_Directive_. Write every record out again exactly as given.

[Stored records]
— BEGIN —
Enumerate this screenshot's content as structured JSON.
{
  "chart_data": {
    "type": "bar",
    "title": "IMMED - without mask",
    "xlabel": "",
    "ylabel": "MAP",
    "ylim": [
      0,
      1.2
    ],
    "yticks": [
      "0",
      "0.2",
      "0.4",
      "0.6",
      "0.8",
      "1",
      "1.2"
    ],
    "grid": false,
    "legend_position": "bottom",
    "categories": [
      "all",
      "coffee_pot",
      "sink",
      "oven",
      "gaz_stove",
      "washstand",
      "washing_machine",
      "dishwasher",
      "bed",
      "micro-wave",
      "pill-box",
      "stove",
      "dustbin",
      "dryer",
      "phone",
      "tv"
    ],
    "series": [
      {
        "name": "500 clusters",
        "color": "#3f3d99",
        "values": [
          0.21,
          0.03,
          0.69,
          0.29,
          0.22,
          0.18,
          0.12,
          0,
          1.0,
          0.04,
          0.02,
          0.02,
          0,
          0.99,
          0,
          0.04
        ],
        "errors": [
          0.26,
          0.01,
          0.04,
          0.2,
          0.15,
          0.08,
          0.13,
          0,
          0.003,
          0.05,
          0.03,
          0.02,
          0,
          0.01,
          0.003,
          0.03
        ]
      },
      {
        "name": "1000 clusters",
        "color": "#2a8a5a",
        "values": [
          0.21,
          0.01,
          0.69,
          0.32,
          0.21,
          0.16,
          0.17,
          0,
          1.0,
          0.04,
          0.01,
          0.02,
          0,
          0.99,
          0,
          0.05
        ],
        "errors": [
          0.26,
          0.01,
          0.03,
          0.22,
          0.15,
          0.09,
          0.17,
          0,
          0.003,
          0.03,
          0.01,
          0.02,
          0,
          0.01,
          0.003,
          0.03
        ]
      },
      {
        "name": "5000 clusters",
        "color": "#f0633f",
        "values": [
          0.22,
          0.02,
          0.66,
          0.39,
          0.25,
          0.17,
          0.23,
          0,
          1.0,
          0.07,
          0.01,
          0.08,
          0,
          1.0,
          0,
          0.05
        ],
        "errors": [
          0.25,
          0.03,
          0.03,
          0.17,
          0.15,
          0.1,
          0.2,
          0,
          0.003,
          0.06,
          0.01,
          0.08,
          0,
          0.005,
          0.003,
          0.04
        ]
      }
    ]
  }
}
— END —
_Reply_.
Enumerate this screenshot's content as structured JSON.
{
  "chart_data": {
    "type": "bar",
    "title": "IMMED - without mask",
    "xlabel": "",
    "ylabel": "MAP",
    "ylim": [
      0,
      1.2
    ],
    "yticks": [
      "0",
      "0.2",
      "0.4",
      "0.6",
      "0.8",
      "1",
      "1.2"
    ],
    "grid": false,
    "legend_position": "bottom",
    "categories": [
      "all",
      "coffee_pot",
      "sink",
      "oven",
      "gaz_stove",
      "washstand",
      "washing_machine",
      "dishwasher",
      "bed",
      "micro-wave",
      "pill-box",
      "stove",
      "dustbin",
      "dryer",
      "phone",
      "tv"
    ],
    "series": [
      {
        "name": "500 clusters",
        "color": "#3f3d99",
        "values": [
          0.21,
          0.03,
          0.69,
          0.29,
          0.22,
          0.18,
          0.12,
          0,
          1.0,
          0.04,
          0.02,
          0.02,
          0,
          0.99,
          0,
          0.04
        ],
        "errors": [
          0.26,
          0.01,
          0.04,
          0.2,
          0.15,
          0.08,
          0.13,
          0,
          0.003,
          0.05,
          0.03,
          0.02,
          0,
          0.01,
          0.003,
          0.03
        ]
      },
      {
        "name": "1000 clusters",
        "color": "#2a8a5a",
        "values": [
          0.21,
          0.01,
          0.69,
          0.32,
          0.21,
          0.16,
          0.17,
          0,
          1.0,
          0.04,
          0.01,
          0.02,
          0,
          0.99,
          0,
          0.05
        ],
        "errors": [
          0.26,
          0.01,
          0.03,
          0.22,
          0.15,
          0.09,
          0.17,
          0,
          0.003,
          0.03,
          0.01,
          0.02,
          0,
          0.01,
          0.003,
          0.03
        ]
      },
      {
        "name": "5000 clusters",
        "color": "#f0633f",
        "values": [
          0.22,
          0.02,
          0.66,
          0.39,
          0.25,
          0.17,
          0.23,
          0,
          1.0,
          0.07,
          0.01,
          0.08,
          0,
          1.0,
          0,
          0.05
        ],
        "errors": [
          0.25,
          0.03,
          0.03,
          0.17,
          0.15,
          0.1,
          0.2,
          0,
          0.003,
          0.06,
          0.01,
          0.08,
          0,
          0.005,
          0.003,
          0.04
        ]
      }
    ]
  }
}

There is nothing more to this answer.